# Written problem
Take each line that has the word "Eduardo" and return it.

### Exercise material ###

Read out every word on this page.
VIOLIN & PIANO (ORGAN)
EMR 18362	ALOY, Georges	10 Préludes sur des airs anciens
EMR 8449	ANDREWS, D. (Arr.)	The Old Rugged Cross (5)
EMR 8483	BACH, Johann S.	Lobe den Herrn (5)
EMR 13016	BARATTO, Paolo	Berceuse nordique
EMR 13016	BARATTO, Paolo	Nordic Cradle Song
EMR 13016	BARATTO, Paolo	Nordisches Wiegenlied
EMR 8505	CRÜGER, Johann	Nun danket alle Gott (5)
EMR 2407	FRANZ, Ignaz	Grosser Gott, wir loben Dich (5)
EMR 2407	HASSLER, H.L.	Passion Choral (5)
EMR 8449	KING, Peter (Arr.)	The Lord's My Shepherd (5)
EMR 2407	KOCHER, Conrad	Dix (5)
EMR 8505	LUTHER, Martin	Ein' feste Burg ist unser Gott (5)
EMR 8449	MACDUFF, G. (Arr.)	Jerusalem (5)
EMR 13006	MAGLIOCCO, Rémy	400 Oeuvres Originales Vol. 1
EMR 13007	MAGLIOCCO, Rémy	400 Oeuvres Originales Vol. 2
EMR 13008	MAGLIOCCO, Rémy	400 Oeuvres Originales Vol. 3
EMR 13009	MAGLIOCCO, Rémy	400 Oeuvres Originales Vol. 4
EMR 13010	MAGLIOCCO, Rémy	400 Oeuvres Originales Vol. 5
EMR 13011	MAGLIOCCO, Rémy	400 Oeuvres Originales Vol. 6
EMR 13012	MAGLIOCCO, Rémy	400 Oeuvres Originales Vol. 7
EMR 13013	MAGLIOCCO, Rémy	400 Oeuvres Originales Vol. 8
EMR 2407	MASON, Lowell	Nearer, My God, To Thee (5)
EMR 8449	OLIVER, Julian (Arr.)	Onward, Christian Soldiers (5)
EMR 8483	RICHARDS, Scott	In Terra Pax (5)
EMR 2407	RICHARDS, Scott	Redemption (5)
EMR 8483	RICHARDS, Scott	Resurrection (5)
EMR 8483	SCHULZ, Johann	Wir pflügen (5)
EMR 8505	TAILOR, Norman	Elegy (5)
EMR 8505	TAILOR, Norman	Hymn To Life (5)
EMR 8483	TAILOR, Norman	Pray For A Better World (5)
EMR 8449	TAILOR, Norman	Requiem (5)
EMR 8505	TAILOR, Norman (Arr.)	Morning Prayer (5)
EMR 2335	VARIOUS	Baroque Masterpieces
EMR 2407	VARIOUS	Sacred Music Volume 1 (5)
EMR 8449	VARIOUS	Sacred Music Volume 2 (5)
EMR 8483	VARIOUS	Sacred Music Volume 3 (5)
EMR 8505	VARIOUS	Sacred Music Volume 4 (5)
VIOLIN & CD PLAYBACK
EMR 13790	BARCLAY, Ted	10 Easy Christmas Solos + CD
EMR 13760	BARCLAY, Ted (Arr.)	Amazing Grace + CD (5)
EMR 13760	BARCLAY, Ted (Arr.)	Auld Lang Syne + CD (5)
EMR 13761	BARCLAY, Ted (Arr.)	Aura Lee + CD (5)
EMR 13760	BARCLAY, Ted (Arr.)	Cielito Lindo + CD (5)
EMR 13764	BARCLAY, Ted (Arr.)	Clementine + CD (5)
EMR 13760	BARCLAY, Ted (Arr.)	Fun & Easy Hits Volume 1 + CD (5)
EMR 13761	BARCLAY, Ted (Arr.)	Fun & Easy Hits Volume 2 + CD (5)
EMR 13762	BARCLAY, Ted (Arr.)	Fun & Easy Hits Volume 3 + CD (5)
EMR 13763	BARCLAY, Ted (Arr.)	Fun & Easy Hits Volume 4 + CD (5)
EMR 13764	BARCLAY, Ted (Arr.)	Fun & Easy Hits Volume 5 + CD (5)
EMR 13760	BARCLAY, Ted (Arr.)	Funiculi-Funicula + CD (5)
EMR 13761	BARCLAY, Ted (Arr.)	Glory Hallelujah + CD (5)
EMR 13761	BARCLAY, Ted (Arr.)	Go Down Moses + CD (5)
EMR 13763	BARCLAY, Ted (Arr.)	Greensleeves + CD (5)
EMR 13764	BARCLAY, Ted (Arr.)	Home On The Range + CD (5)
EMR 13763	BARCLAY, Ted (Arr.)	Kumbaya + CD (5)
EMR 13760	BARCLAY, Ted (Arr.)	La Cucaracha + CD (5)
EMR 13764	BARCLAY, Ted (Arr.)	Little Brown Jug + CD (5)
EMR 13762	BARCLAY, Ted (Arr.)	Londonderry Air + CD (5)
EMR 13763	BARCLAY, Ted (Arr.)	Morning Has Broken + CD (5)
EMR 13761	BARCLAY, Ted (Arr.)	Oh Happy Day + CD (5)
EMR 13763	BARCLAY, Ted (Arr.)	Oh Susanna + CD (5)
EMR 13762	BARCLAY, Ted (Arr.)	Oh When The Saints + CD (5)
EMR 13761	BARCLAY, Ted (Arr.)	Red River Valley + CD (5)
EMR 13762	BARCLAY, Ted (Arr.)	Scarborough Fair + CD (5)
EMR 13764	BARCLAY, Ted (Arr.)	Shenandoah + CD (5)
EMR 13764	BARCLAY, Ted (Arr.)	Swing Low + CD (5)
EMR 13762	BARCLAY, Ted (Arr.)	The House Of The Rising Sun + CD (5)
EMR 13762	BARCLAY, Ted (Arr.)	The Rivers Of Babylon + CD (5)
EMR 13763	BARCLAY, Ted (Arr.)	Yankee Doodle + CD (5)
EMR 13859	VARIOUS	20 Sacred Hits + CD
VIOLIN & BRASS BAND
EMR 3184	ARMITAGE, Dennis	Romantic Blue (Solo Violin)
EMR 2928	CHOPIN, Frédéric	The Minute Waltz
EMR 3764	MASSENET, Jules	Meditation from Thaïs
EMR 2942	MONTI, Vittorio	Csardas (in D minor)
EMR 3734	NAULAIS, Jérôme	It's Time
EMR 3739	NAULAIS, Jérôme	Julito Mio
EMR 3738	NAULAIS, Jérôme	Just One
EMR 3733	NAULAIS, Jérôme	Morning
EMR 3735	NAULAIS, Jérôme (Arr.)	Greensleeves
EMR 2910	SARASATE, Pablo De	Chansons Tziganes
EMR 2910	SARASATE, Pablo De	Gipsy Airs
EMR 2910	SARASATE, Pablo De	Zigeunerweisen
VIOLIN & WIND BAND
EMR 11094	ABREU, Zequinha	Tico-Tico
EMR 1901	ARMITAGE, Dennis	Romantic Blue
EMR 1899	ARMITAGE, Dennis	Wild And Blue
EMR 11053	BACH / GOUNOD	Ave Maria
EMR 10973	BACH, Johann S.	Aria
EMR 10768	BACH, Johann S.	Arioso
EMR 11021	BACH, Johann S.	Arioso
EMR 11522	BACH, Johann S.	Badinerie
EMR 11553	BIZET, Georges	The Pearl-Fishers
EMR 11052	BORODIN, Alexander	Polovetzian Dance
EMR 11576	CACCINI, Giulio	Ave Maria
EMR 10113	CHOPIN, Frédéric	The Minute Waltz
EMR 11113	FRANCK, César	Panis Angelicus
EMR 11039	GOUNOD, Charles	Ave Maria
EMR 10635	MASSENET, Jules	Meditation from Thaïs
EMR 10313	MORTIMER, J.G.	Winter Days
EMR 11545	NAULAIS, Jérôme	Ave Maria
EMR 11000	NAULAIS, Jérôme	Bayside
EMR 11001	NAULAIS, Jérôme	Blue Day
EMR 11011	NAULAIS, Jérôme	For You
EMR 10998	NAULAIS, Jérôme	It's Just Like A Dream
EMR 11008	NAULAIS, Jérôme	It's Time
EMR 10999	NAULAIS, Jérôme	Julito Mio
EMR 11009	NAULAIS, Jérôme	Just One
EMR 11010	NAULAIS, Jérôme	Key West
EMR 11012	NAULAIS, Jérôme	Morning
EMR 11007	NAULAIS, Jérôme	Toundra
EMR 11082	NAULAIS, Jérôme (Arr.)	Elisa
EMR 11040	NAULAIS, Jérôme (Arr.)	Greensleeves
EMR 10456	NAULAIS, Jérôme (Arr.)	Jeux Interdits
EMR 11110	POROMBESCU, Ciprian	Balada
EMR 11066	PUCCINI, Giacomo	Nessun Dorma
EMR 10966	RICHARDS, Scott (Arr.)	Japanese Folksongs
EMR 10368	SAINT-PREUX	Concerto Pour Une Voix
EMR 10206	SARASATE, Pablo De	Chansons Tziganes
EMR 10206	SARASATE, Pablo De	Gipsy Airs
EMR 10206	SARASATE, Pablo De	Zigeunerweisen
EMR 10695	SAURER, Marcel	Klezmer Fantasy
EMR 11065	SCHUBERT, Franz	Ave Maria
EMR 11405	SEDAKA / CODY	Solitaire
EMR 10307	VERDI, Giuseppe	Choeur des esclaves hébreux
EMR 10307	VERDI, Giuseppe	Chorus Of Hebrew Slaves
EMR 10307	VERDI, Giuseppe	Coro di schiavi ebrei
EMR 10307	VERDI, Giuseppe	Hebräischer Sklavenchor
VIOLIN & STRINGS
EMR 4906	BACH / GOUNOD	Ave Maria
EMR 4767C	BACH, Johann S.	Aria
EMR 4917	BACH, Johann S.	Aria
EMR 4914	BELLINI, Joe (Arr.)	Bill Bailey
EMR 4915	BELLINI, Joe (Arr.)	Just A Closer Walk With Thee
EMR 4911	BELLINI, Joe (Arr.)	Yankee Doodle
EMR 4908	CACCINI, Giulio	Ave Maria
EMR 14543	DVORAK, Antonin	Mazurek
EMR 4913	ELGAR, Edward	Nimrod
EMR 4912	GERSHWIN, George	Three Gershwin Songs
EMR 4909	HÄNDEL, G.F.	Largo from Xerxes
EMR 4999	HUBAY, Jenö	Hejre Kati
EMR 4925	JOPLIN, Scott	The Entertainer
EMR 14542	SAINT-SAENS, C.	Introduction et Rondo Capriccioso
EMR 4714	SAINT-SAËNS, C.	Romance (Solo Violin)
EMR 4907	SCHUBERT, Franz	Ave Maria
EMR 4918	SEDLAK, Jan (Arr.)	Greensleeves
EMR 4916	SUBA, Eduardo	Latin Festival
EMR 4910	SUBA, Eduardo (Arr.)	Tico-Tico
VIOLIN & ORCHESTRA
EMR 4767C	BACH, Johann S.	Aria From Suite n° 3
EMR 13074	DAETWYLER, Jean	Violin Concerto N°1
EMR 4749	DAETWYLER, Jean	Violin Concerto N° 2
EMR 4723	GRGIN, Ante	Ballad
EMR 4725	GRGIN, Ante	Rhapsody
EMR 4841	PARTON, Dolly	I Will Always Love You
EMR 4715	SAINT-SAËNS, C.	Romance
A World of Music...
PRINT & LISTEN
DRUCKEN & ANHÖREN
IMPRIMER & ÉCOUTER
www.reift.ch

###

# Solution for this problem
EMR 4916	SUBA, Eduardo	Latin Festival
EMR 4910	SUBA, Eduardo (Arr.)	Tico-Tico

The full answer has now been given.